■ **文本片段**
□ □ □ □
我在 PySpark 中有一个数据框,如下所示:
row_id, group_id
1, 1
2, null
3, null
4, null
5, 5
6, null
7, null
8, 8
9, null
10, null
11, null
12, null
依此类推:其中 row_id 是顺序号(增量且唯一),group_id 是从值第一次出现到下一个值的位置开始的组的唯一 ID。 任务是将所有空值填充到数据框中,如下所示:
row_id, group_id
1, 1
2, 1
3, 1
4, 1
5, 5
6, 5
7, 5
8, 8
9, 8
10, 8
11, 8
12, 8
每组中的记录数量未知(样本显示数量很少),但可能是 100 条,数据帧的长度为数百万。
from pyspark.sql import SparkSession
from pyspark.sql import functions as F
from pyspark.sql.window import Window
# Create a Spark session
spark = SparkSession.builder.appName("example").getOrCreate()
# Your original dataframe
data = [(1, 1), (2, None), (3, None), (4, None), (5, 5), (6, None), (7, None), (8, 8), (9, None), (10, None), (11, None), (12, None)]
columns = ["row_id", "group_id"]
df = spark.createDataFrame(data, columns)
# Define a window specification
windowSpec = Window.orderBy("row_id").rowsBetween(Window.unboundedPreceding, 0)
□ □ □ □
[版面元素标注]

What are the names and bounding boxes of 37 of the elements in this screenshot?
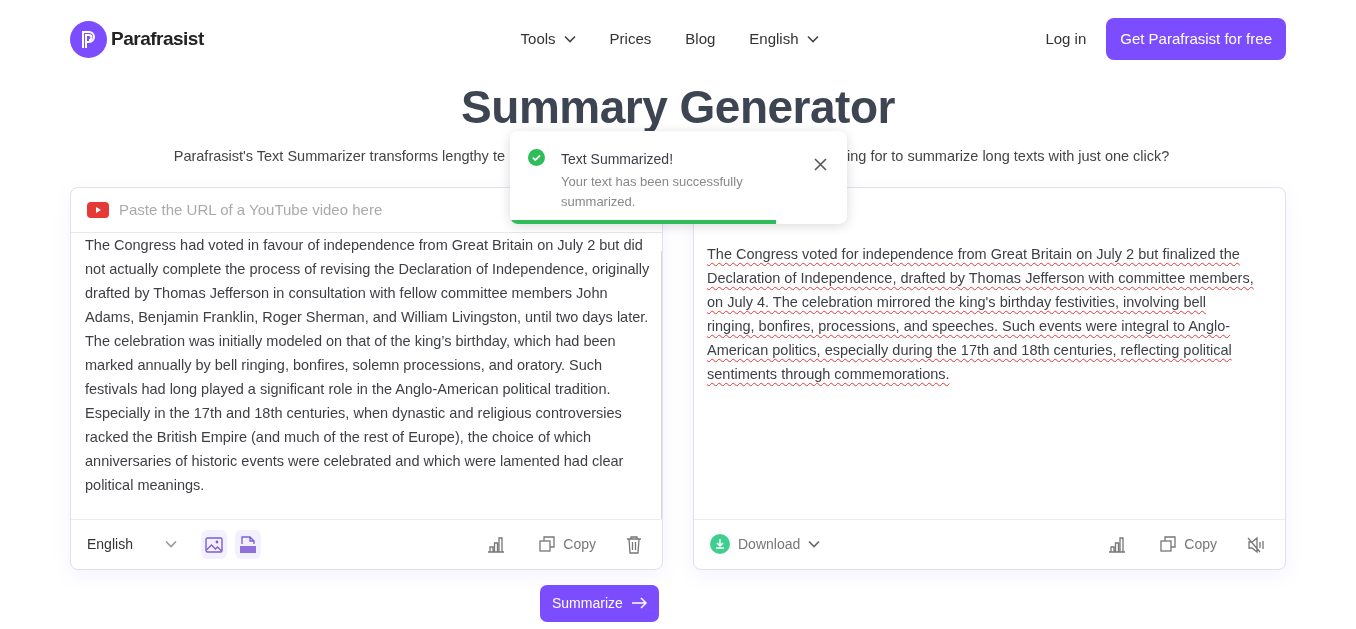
summary-text: The Congress voted for independence from Great Britain on July 2 but finalized the Declaration of Independence, drafted by Thomas Jefferson with committee members, on July 4. The celebration mirrored the king's birthday festivities, involving bell ringing, bonfires, processions, and speeches. Such events were integral to Anglo-American politics, especially during the 17th and 18th centuries, reflecting political sentiments through commemorations. xyxy=(707,244,1255,384)
copy-icon xyxy=(539,536,556,553)
pdf-file-icon xyxy=(239,536,257,555)
login-link[interactable]: Log in xyxy=(1045,27,1087,51)
chevron-icon xyxy=(165,540,177,549)
upload-pdf-button[interactable] xyxy=(235,529,261,559)
signup-button[interactable]: Get Parafrasist for free xyxy=(1106,17,1286,61)
close-icon xyxy=(814,157,827,171)
speaker-muted-icon xyxy=(1247,537,1265,554)
download-button[interactable]: Download xyxy=(710,533,821,555)
arrow-right-icon xyxy=(630,597,647,610)
nav-link[interactable]: Blog xyxy=(685,27,716,51)
nav-link[interactable]: Tools xyxy=(520,27,576,51)
logo-text: Parafrasist xyxy=(111,26,204,51)
nav-link[interactable]: English xyxy=(749,27,819,51)
trash-icon xyxy=(626,536,642,555)
video-play-icon xyxy=(87,201,109,218)
copy-icon xyxy=(1160,536,1177,553)
bar-chart-icon xyxy=(487,537,506,554)
image-icon xyxy=(205,537,223,554)
success-icon xyxy=(528,149,545,166)
subtitle-text: Parafrasist's Text Summarizer transforms lengthy te xyxy=(173,147,505,166)
toast-message: Your text has been successfully summarized. xyxy=(561,173,744,211)
bar-chart-icon xyxy=(1108,537,1127,554)
upload-image-button[interactable] xyxy=(201,529,227,559)
nav-link[interactable]: Prices xyxy=(609,27,652,51)
subtitle-text: ing for to summarize long texts with just one click? xyxy=(847,147,1170,166)
copy-button[interactable]: Copy xyxy=(539,533,596,555)
download-icon xyxy=(710,534,730,555)
toast-title: Text Summarized! xyxy=(561,150,675,169)
copy-button[interactable]: Copy xyxy=(1160,533,1217,555)
page-title: Summary Generator xyxy=(460,84,896,130)
summarize-button[interactable]: Summarize xyxy=(540,584,659,622)
chevron-icon xyxy=(808,540,821,549)
language-select[interactable]: English xyxy=(87,533,177,555)
input-text: The Congress had voted in favour of independence from Great Britain on July 2 but did not actually complete the process of revising the Declaration of Independence, originally drafted by Thomas Jefferson in consultation with fellow committee members John Adams, Benjamin Franklin, Roger Sherman, and William Livingston, until two days later. The celebration was initially modeled on that of the king’s birthday, which had been marked annually by bell ringing, bonfires, solemn processions, and oratory. Such festivals had long played a significant role in the Anglo-American political tradition. Especially in the 17th and 18th centuries, when dynastic and religious controversies racked the British Empire (and much of the rest of Europe), the choice of which anniversaries of historic events were celebrated and which were lamented had clear political meanings. xyxy=(85,235,651,495)
logo-icon xyxy=(70,20,107,58)
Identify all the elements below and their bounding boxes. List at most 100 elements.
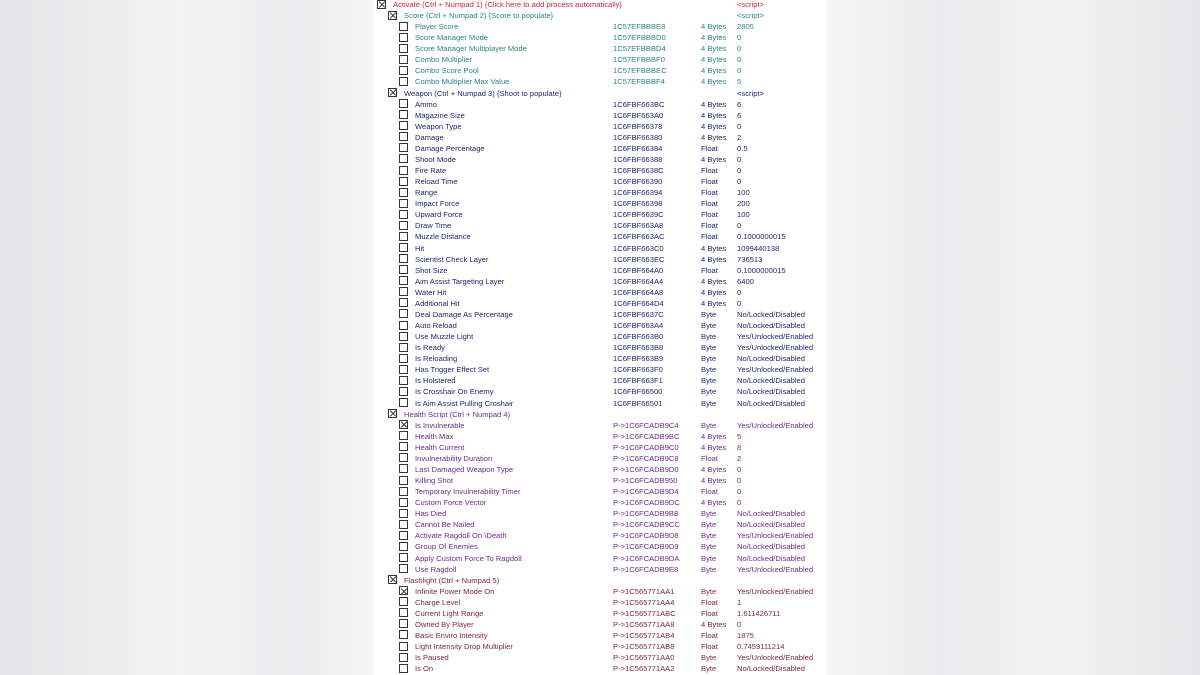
- activate-checkbox[interactable]: [399, 132, 408, 142]
- table-row[interactable]: Use Ragdoll P->1C6FCADB9E8 Byte Yes/Unlocke…: [375, 564, 825, 575]
- activate-checkbox[interactable]: [399, 564, 408, 574]
- activate-checkbox[interactable]: [399, 198, 408, 208]
- activate-checkbox[interactable]: [399, 21, 408, 31]
- activate-checkbox[interactable]: [399, 453, 408, 463]
- activate-checkbox[interactable]: [399, 464, 408, 474]
- activate-checkbox[interactable]: [399, 176, 408, 186]
- table-row[interactable]: Is On P->1C565771AA2 Byte No/Locked/Disable…: [375, 663, 825, 674]
- table-group-row[interactable]: Activate (Ctrl + Numpad 1) {Click here t…: [375, 0, 825, 10]
- activate-checkbox[interactable]: [399, 386, 408, 396]
- activate-checkbox[interactable]: [399, 65, 408, 75]
- table-row[interactable]: Scientist Check Layer 1C6FBF663EC 4 Bytes 7…: [375, 254, 825, 265]
- activate-checkbox[interactable]: [399, 320, 408, 330]
- table-row[interactable]: Activate Ragdoll On \Death P->1C6FCADB9D8…: [375, 530, 825, 541]
- activate-checkbox[interactable]: [399, 243, 408, 253]
- activate-checkbox[interactable]: [399, 187, 408, 197]
- table-row[interactable]: Temporary Invulnerability Timer P->1C6FCA…: [375, 486, 825, 497]
- table-row[interactable]: Is Ready 1C6FBF663B8 Byte Yes/Unlocked/Enab…: [375, 342, 825, 353]
- table-group-row[interactable]: Health Script (Ctrl + Numpad 4): [375, 409, 825, 420]
- table-row[interactable]: Magazine Size 1C6FBF663A0 4 Bytes 6: [375, 110, 825, 121]
- activate-checkbox[interactable]: [399, 54, 408, 64]
- table-row[interactable]: Apply Custom Force To Ragdoll P->1C6FCADB…: [375, 553, 825, 564]
- table-row[interactable]: Combo Multiplier Max Value 1C57EFBBBF4 4 B…: [375, 76, 825, 87]
- table-row[interactable]: Use Muzzle Light 1C6FBF663B0 Byte Yes/Unloc…: [375, 331, 825, 342]
- activate-checkbox[interactable]: [399, 364, 408, 374]
- activate-checkbox[interactable]: [399, 43, 408, 53]
- table-row[interactable]: Shot Size 1C6FBF664A0 Float 0.1000000015: [375, 265, 825, 276]
- table-row[interactable]: Player Score 1C57EFBBBE8 4 Bytes 2805: [375, 21, 825, 32]
- table-row[interactable]: Is Aim Assist Pulling Croshair 1C6FBF6650…: [375, 398, 825, 409]
- activate-checkbox[interactable]: [399, 641, 408, 651]
- activate-checkbox[interactable]: [399, 608, 408, 618]
- activate-checkbox[interactable]: [399, 619, 408, 629]
- table-row[interactable]: Additional Hit 1C6FBF664D4 4 Bytes 0: [375, 298, 825, 309]
- table-row[interactable]: Group Of Enemies P->1C6FCADB9D9 Byte No/Loc…: [375, 541, 825, 552]
- activate-checkbox[interactable]: [399, 475, 408, 485]
- activate-checkbox[interactable]: [388, 575, 397, 585]
- table-row[interactable]: Range 1C6FBF66394 Float 100: [375, 187, 825, 198]
- table-row[interactable]: Custom Force Vector P->1C6FCADB9DC 4 Bytes…: [375, 497, 825, 508]
- activate-checkbox[interactable]: [399, 254, 408, 264]
- table-row[interactable]: Basic Enviro Intensity P->1C565771AB4 Floa…: [375, 630, 825, 641]
- table-row[interactable]: Ammo 1C6FBF663BC 4 Bytes 6: [375, 99, 825, 110]
- table-row[interactable]: Is Holstered 1C6FBF663F1 Byte No/Locked/Dis…: [375, 375, 825, 386]
- table-row[interactable]: Score Manager Mode 1C57EFBBBD0 4 Bytes 0: [375, 32, 825, 43]
- table-row[interactable]: Impact Force 1C6FBF66398 Float 200: [375, 198, 825, 209]
- activate-checkbox[interactable]: [399, 99, 408, 109]
- activate-checkbox[interactable]: [399, 76, 408, 86]
- table-row[interactable]: Has Died P->1C6FCADB9B8 Byte No/Locked/Disa…: [375, 508, 825, 519]
- table-group-row[interactable]: Flashlight (Ctrl + Numpad 5): [375, 575, 825, 586]
- activate-checkbox[interactable]: [399, 165, 408, 175]
- activate-checkbox[interactable]: [399, 353, 408, 363]
- table-row[interactable]: Is Reloading 1C6FBF663B9 Byte No/Locked/Dis…: [375, 353, 825, 364]
- activate-checkbox[interactable]: [399, 331, 408, 341]
- table-row[interactable]: Muzzle Distance 1C6FBF663AC Float 0.1000000…: [375, 231, 825, 242]
- activate-checkbox[interactable]: [399, 630, 408, 640]
- activate-checkbox[interactable]: [399, 276, 408, 286]
- activate-checkbox[interactable]: [399, 342, 408, 352]
- table-row[interactable]: Weapon Type 1C6FBF66378 4 Bytes 0: [375, 121, 825, 132]
- table-row[interactable]: Score Manager Multiplayer Mode 1C57EFBBBD…: [375, 43, 825, 54]
- table-row[interactable]: Damage 1C6FBF66380 4 Bytes 2: [375, 132, 825, 143]
- activate-checkbox[interactable]: [399, 597, 408, 607]
- table-row[interactable]: Auto Reload 1C6FBF663A4 Byte No/Locked/Disa…: [375, 320, 825, 331]
- activate-checkbox[interactable]: [399, 519, 408, 529]
- table-row[interactable]: Last Damaged Weapon Type P->1C6FCADB9D0 4 …: [375, 464, 825, 475]
- table-group-row[interactable]: Score (Ctrl + Numpad 2) {Score to popula…: [375, 10, 825, 21]
- table-row[interactable]: Owned By Player P->1C565771AA8 4 Bytes 0: [375, 619, 825, 630]
- activate-checkbox[interactable]: [399, 121, 408, 131]
- table-group-row[interactable]: Weapon (Ctrl + Numpad 3) {Shoot to popul…: [375, 88, 825, 99]
- activate-checkbox[interactable]: [399, 398, 408, 408]
- table-row[interactable]: Hit 1C6FBF663C0 4 Bytes 1099440138: [375, 243, 825, 254]
- activate-checkbox[interactable]: [399, 652, 408, 662]
- activate-checkbox[interactable]: [399, 32, 408, 42]
- table-row[interactable]: Water Hit 1C6FBF664A8 4 Bytes 0: [375, 287, 825, 298]
- table-row[interactable]: Fire Rate 1C6FBF6638C Float 0: [375, 165, 825, 176]
- table-row[interactable]: Deal Damage As Percentage 1C6FBF6637C Byte…: [375, 309, 825, 320]
- table-row[interactable]: Shoot Mode 1C6FBF66388 4 Bytes 0: [375, 154, 825, 165]
- table-row[interactable]: Health Max P->1C6FCADB9BC 4 Bytes 5: [375, 431, 825, 442]
- table-row[interactable]: Draw Time 1C6FBF663A8 Float 0: [375, 220, 825, 231]
- table-row[interactable]: Combo Multiplier 1C57EFBBBF0 4 Bytes 0: [375, 54, 825, 65]
- activate-checkbox[interactable]: [399, 209, 408, 219]
- table-row[interactable]: Charge Level P->1C565771AA4 Float 1: [375, 597, 825, 608]
- activate-checkbox[interactable]: [399, 497, 408, 507]
- activate-checkbox[interactable]: [399, 431, 408, 441]
- activate-checkbox[interactable]: [399, 110, 408, 120]
- activate-checkbox[interactable]: [399, 586, 408, 596]
- table-row[interactable]: Upward Force 1C6FBF6639C Float 100: [375, 209, 825, 220]
- table-row[interactable]: Aim Assist Targeting Layer 1C6FBF664A4 4 B…: [375, 276, 825, 287]
- activate-checkbox[interactable]: [399, 375, 408, 385]
- activate-checkbox[interactable]: [399, 553, 408, 562]
- table-row[interactable]: Health Current P->1C6FCADB9C0 4 Bytes 8: [375, 442, 825, 453]
- activate-checkbox[interactable]: [399, 143, 408, 153]
- activate-checkbox[interactable]: [377, 0, 386, 9]
- activate-checkbox[interactable]: [399, 265, 408, 275]
- activate-checkbox[interactable]: [399, 309, 408, 319]
- table-row[interactable]: Light Intensity Drop Multiplier P->1C5657…: [375, 641, 825, 652]
- table-row[interactable]: Is Crosshair On Enemy 1C6FBF66500 Byte No/L…: [375, 386, 825, 397]
- table-row[interactable]: Invulnerability Duration P->1C6FCADB9C8 Fl…: [375, 453, 825, 464]
- activate-checkbox[interactable]: [399, 287, 408, 297]
- activate-checkbox[interactable]: [399, 541, 408, 551]
- activate-checkbox[interactable]: [399, 220, 408, 230]
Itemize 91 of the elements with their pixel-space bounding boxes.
□ □ □ □
■ **练习任务**
• a. 请将文本片段中的这句话译成英文:“每组中的记录数量未知(样本显示数量很少),但可能是 100 条,数据帧的长度为数百万。”
• b. 根据文本片段,row_id 是什么样的编号?
• c. 列出文本片段的代码中由 import 语句导入的全部名称。
上述数据与文本片段的内容并无关联。

■ **依序作答**
• a. The number of records in each group is unknown (the sample shows only a few), but it may be 100, and the dataframe is millions of rows long.

• b. row_id 是顺序号,递增且唯一。

• c. SparkSession、functions(别名 F)、Window